WHAT THIS TASK INVOLVES
Your task is to repeat the entries underneath exactly, minus the pictures.

(Data records)
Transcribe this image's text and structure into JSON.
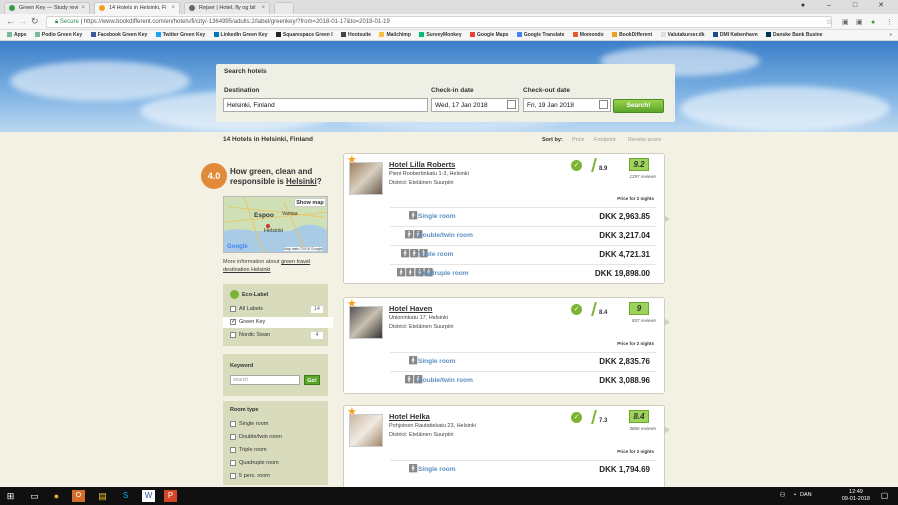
{
  "browser": {
    "tabs": [
      {
        "title": "Green Key — Study revi",
        "active": false
      },
      {
        "title": "14 Hotels in Helsinki, Fi",
        "active": true
      },
      {
        "title": "Rejser | Hotel, fly og bil",
        "active": false
      }
    ],
    "secure_label": "Secure",
    "url": "https://www.bookdifferent.com/en/hotels/fi/city/-1364995/adults:2/label/greenkey/?from=2018-01-17&to=2018-01-19",
    "bookmarks": [
      "Apps",
      "Podio Green Key",
      "Facebook Green Key",
      "Twitter Green Key",
      "LinkedIn Green Key",
      "Squarespace Green I",
      "Hootsuite",
      "Mailchimp",
      "SurveyMonkey",
      "Google Maps",
      "Google Translate",
      "Momondo",
      "BookDifferent",
      "Valutakurser.dk",
      "DMI København",
      "Danske Bank Busine"
    ]
  },
  "search": {
    "title": "Search hotels",
    "destination_label": "Destination",
    "destination_value": "Helsinki, Finland",
    "checkin_label": "Check-in date",
    "checkin_value": "Wed, 17 Jan 2018",
    "checkout_label": "Check-out date",
    "checkout_value": "Fri, 19 Jan 2018",
    "button": "Search!"
  },
  "results": {
    "count_label": "14 Hotels in Helsinki, Finland",
    "sort_label": "Sort by:",
    "sort_options": [
      "Price",
      "Footprint",
      "Review score"
    ]
  },
  "sidebar": {
    "score": "4.0",
    "question_prefix": "How green, clean and responsible is",
    "question_city": "Helsinki",
    "question_suffix": "?",
    "show_map": "Show map",
    "map_labels": {
      "espoo": "Espoo",
      "vantaa": "Vantaa",
      "helsinki": "Helsinki",
      "google": "Google",
      "mapdata": "Map data ©2018 Google"
    },
    "more_info_prefix": "More information about",
    "more_info_link": "green travel destination Helsinki",
    "eco_label_title": "Eco-Label",
    "eco_options": [
      {
        "label": "All Labels",
        "count": "14",
        "checked": false
      },
      {
        "label": "Green Key",
        "count": "",
        "checked": true
      },
      {
        "label": "Nordic Swan",
        "count": "4",
        "checked": false
      }
    ],
    "keyword_title": "Keyword",
    "keyword_placeholder": "search",
    "go_button": "Go!",
    "room_type_title": "Room type",
    "room_types": [
      "Single room",
      "Double/twin room",
      "Triple room",
      "Quadruple room",
      "5 pers. room"
    ]
  },
  "hotels": [
    {
      "name": "Hotel Lilla Roberts",
      "address": "Pieni Roobertinkatu 1-3, Helsinki",
      "district": "District: Eteläinen Suurpiiri",
      "green_score": "8.9",
      "review_score": "9.2",
      "reviews": "1297 reviews",
      "price_for": "Price for 2 nights",
      "rooms": [
        {
          "name": "Single room",
          "price": "DKK 2,963.85",
          "persons": "1"
        },
        {
          "name": "Double/twin room",
          "price": "DKK 3,217.04",
          "persons": "2"
        },
        {
          "name": "Triple room",
          "price": "DKK 4,721.31",
          "persons": "3"
        },
        {
          "name": "Quadruple room",
          "price": "DKK 19,898.00",
          "persons": "4"
        }
      ]
    },
    {
      "name": "Hotel Haven",
      "address": "Unioninkatu 17, Helsinki",
      "district": "District: Eteläinen Suurpiiri",
      "green_score": "8.4",
      "review_score": "9",
      "reviews": "837 reviews",
      "price_for": "Price for 2 nights",
      "rooms": [
        {
          "name": "Single room",
          "price": "DKK 2,835.76",
          "persons": "1"
        },
        {
          "name": "Double/twin room",
          "price": "DKK 3,088.96",
          "persons": "2"
        }
      ]
    },
    {
      "name": "Hotel Helka",
      "address": "Pohjoinen Rautatiekatu 23, Helsinki",
      "district": "District: Eteläinen Suurpiiri",
      "green_score": "7.3",
      "review_score": "8.4",
      "reviews": "3866 reviews",
      "price_for": "Price for 2 nights",
      "rooms": [
        {
          "name": "Single room",
          "price": "DKK 1,794.69",
          "persons": "1"
        }
      ]
    }
  ],
  "taskbar": {
    "time": "12:49",
    "date": "09-01-2018",
    "lang": "DAN"
  }
}
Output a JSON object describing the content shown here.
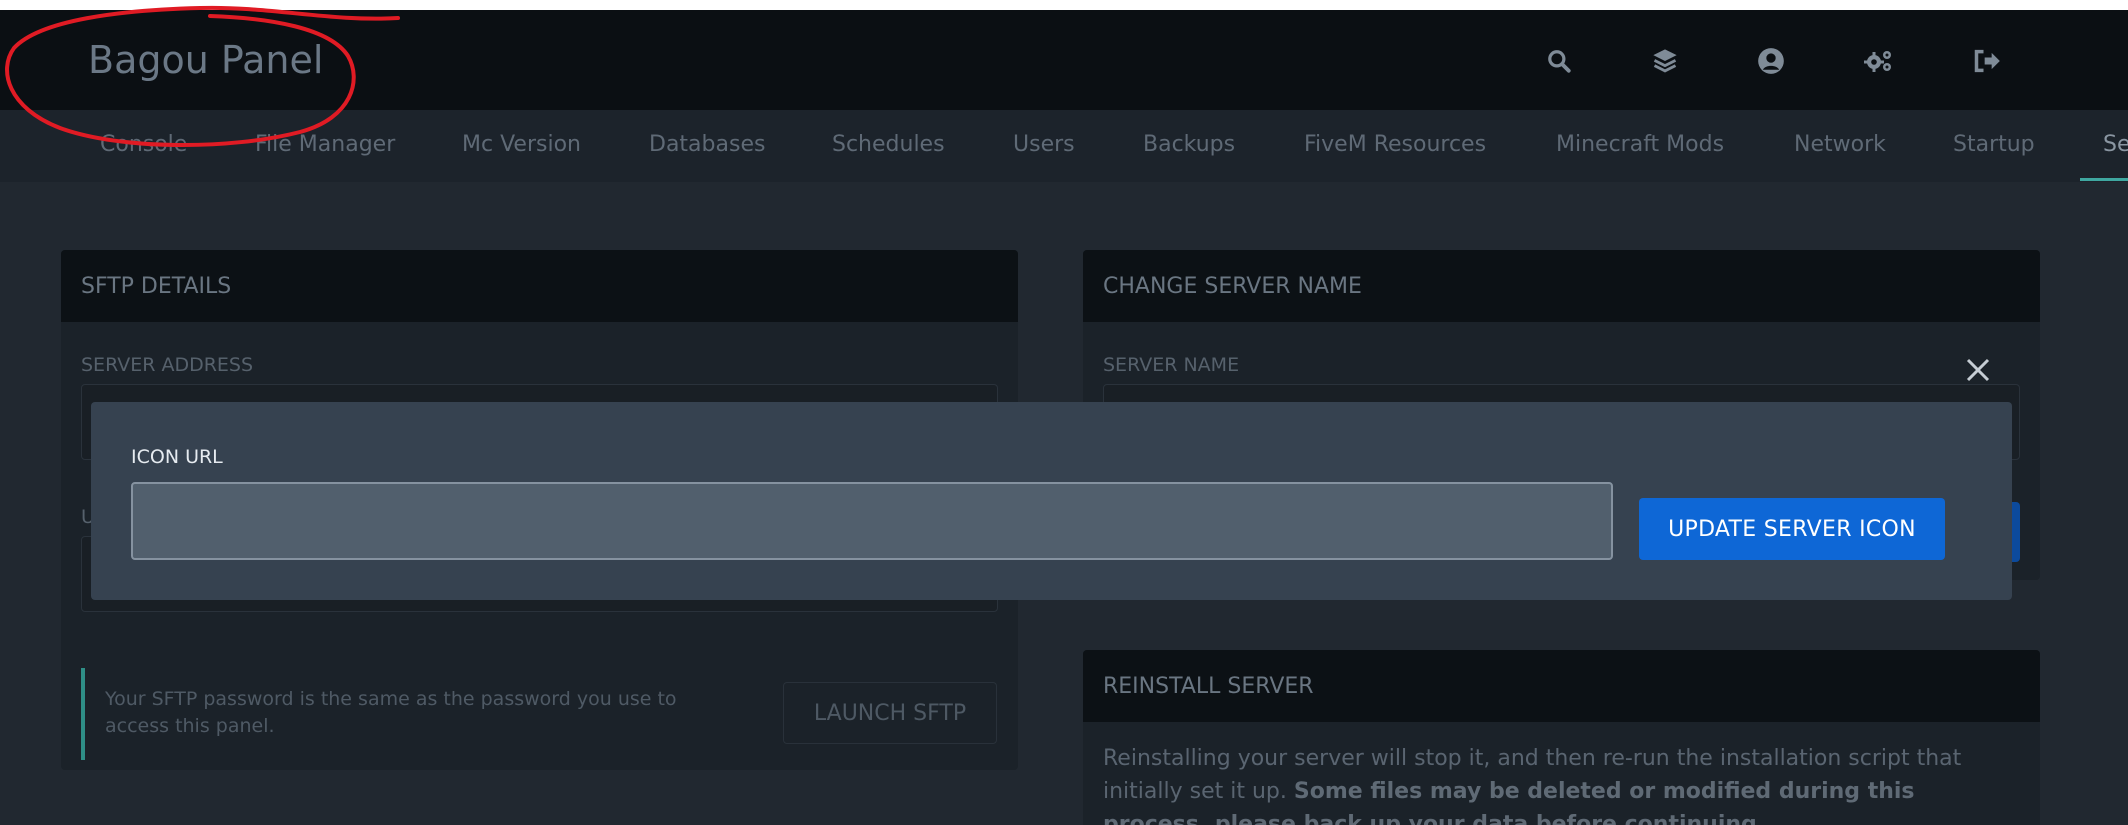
{
  "header": {
    "brand": "Bagou Panel",
    "icons": [
      "search-icon",
      "layers-icon",
      "user-circle-icon",
      "cogs-icon",
      "sign-out-icon"
    ]
  },
  "tabs": [
    {
      "label": "Console"
    },
    {
      "label": "File Manager"
    },
    {
      "label": "Mc Version"
    },
    {
      "label": "Databases"
    },
    {
      "label": "Schedules"
    },
    {
      "label": "Users"
    },
    {
      "label": "Backups"
    },
    {
      "label": "FiveM Resources"
    },
    {
      "label": "Minecraft Mods"
    },
    {
      "label": "Network"
    },
    {
      "label": "Startup"
    },
    {
      "label": "Se",
      "active": true
    }
  ],
  "sftp": {
    "title": "SFTP DETAILS",
    "server_address_label": "SERVER ADDRESS",
    "username_label_partial": "U",
    "note": "Your SFTP password is the same as the password you use to access this panel.",
    "launch_button": "LAUNCH SFTP"
  },
  "change_name": {
    "title": "CHANGE SERVER NAME",
    "server_name_label": "SERVER NAME"
  },
  "reinstall": {
    "title": "REINSTALL SERVER",
    "text_normal": "Reinstalling your server will stop it, and then re-run the installation script that initially set it up. ",
    "text_bold": "Some files may be deleted or modified during this process, please back up your data before continuing."
  },
  "modal": {
    "field_label": "ICON URL",
    "input_value": "",
    "input_placeholder": "",
    "submit_button": "UPDATE SERVER ICON"
  },
  "colors": {
    "accent_blue": "#0e67d6",
    "annotation_red": "#e01b24",
    "tab_underline": "#3fa7a0"
  }
}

EXERCISE RESPONSE
Transcribe this image's text and structure into JSON.
{
  "browser": {
    "tabs": [
      {
        "title": "Green Key — Study revi",
        "active": false
      },
      {
        "title": "14 Hotels in Helsinki, Fi",
        "active": true
      },
      {
        "title": "Rejser | Hotel, fly og bil",
        "active": false
      }
    ],
    "secure_label": "Secure",
    "url": "https://www.bookdifferent.com/en/hotels/fi/city/-1364995/adults:2/label/greenkey/?from=2018-01-17&to=2018-01-19",
    "bookmarks": [
      "Apps",
      "Podio Green Key",
      "Facebook Green Key",
      "Twitter Green Key",
      "LinkedIn Green Key",
      "Squarespace Green I",
      "Hootsuite",
      "Mailchimp",
      "SurveyMonkey",
      "Google Maps",
      "Google Translate",
      "Momondo",
      "BookDifferent",
      "Valutakurser.dk",
      "DMI København",
      "Danske Bank Busine"
    ]
  },
  "search": {
    "title": "Search hotels",
    "destination_label": "Destination",
    "destination_value": "Helsinki, Finland",
    "checkin_label": "Check-in date",
    "checkin_value": "Wed, 17 Jan 2018",
    "checkout_label": "Check-out date",
    "checkout_value": "Fri, 19 Jan 2018",
    "button": "Search!"
  },
  "results": {
    "count_label": "14 Hotels in Helsinki, Finland",
    "sort_label": "Sort by:",
    "sort_options": [
      "Price",
      "Footprint",
      "Review score"
    ]
  },
  "sidebar": {
    "score": "4.0",
    "question_prefix": "How green, clean and responsible is",
    "question_city": "Helsinki",
    "question_suffix": "?",
    "show_map": "Show map",
    "map_labels": {
      "espoo": "Espoo",
      "vantaa": "Vantaa",
      "helsinki": "Helsinki",
      "google": "Google",
      "mapdata": "Map data ©2018 Google"
    },
    "more_info_prefix": "More information about",
    "more_info_link": "green travel destination Helsinki",
    "eco_label_title": "Eco-Label",
    "eco_options": [
      {
        "label": "All Labels",
        "count": "14",
        "checked": false
      },
      {
        "label": "Green Key",
        "count": "",
        "checked": true
      },
      {
        "label": "Nordic Swan",
        "count": "4",
        "checked": false
      }
    ],
    "keyword_title": "Keyword",
    "keyword_placeholder": "search",
    "go_button": "Go!",
    "room_type_title": "Room type",
    "room_types": [
      "Single room",
      "Double/twin room",
      "Triple room",
      "Quadruple room",
      "5 pers. room"
    ]
  },
  "hotels": [
    {
      "name": "Hotel Lilla Roberts",
      "address": "Pieni Roobertinkatu 1-3, Helsinki",
      "district": "District: Eteläinen Suurpiiri",
      "green_score": "8.9",
      "review_score": "9.2",
      "reviews": "1297 reviews",
      "price_for": "Price for 2 nights",
      "rooms": [
        {
          "name": "Single room",
          "price": "DKK 2,963.85",
          "persons": "1"
        },
        {
          "name": "Double/twin room",
          "price": "DKK 3,217.04",
          "persons": "2"
        },
        {
          "name": "Triple room",
          "price": "DKK 4,721.31",
          "persons": "3"
        },
        {
          "name": "Quadruple room",
          "price": "DKK 19,898.00",
          "persons": "4"
        }
      ]
    },
    {
      "name": "Hotel Haven",
      "address": "Unioninkatu 17, Helsinki",
      "district": "District: Eteläinen Suurpiiri",
      "green_score": "8.4",
      "review_score": "9",
      "reviews": "837 reviews",
      "price_for": "Price for 2 nights",
      "rooms": [
        {
          "name": "Single room",
          "price": "DKK 2,835.76",
          "persons": "1"
        },
        {
          "name": "Double/twin room",
          "price": "DKK 3,088.96",
          "persons": "2"
        }
      ]
    },
    {
      "name": "Hotel Helka",
      "address": "Pohjoinen Rautatiekatu 23, Helsinki",
      "district": "District: Eteläinen Suurpiiri",
      "green_score": "7.3",
      "review_score": "8.4",
      "reviews": "3866 reviews",
      "price_for": "Price for 2 nights",
      "rooms": [
        {
          "name": "Single room",
          "price": "DKK 1,794.69",
          "persons": "1"
        }
      ]
    }
  ],
  "taskbar": {
    "time": "12:49",
    "date": "09-01-2018",
    "lang": "DAN"
  }
}
Output a JSON object describing the content shown here.
{
  "header": {
    "brand": "Bagou Panel",
    "icons": [
      "search-icon",
      "layers-icon",
      "user-circle-icon",
      "cogs-icon",
      "sign-out-icon"
    ]
  },
  "tabs": [
    {
      "label": "Console"
    },
    {
      "label": "File Manager"
    },
    {
      "label": "Mc Version"
    },
    {
      "label": "Databases"
    },
    {
      "label": "Schedules"
    },
    {
      "label": "Users"
    },
    {
      "label": "Backups"
    },
    {
      "label": "FiveM Resources"
    },
    {
      "label": "Minecraft Mods"
    },
    {
      "label": "Network"
    },
    {
      "label": "Startup"
    },
    {
      "label": "Se",
      "active": true
    }
  ],
  "sftp": {
    "title": "SFTP DETAILS",
    "server_address_label": "SERVER ADDRESS",
    "username_label_partial": "U",
    "note": "Your SFTP password is the same as the password you use to access this panel.",
    "launch_button": "LAUNCH SFTP"
  },
  "change_name": {
    "title": "CHANGE SERVER NAME",
    "server_name_label": "SERVER NAME"
  },
  "reinstall": {
    "title": "REINSTALL SERVER",
    "text_normal": "Reinstalling your server will stop it, and then re-run the installation script that initially set it up. ",
    "text_bold": "Some files may be deleted or modified during this process, please back up your data before continuing."
  },
  "modal": {
    "field_label": "ICON URL",
    "input_value": "",
    "input_placeholder": "",
    "submit_button": "UPDATE SERVER ICON"
  },
  "colors": {
    "accent_blue": "#0e67d6",
    "annotation_red": "#e01b24",
    "tab_underline": "#3fa7a0"
  }
}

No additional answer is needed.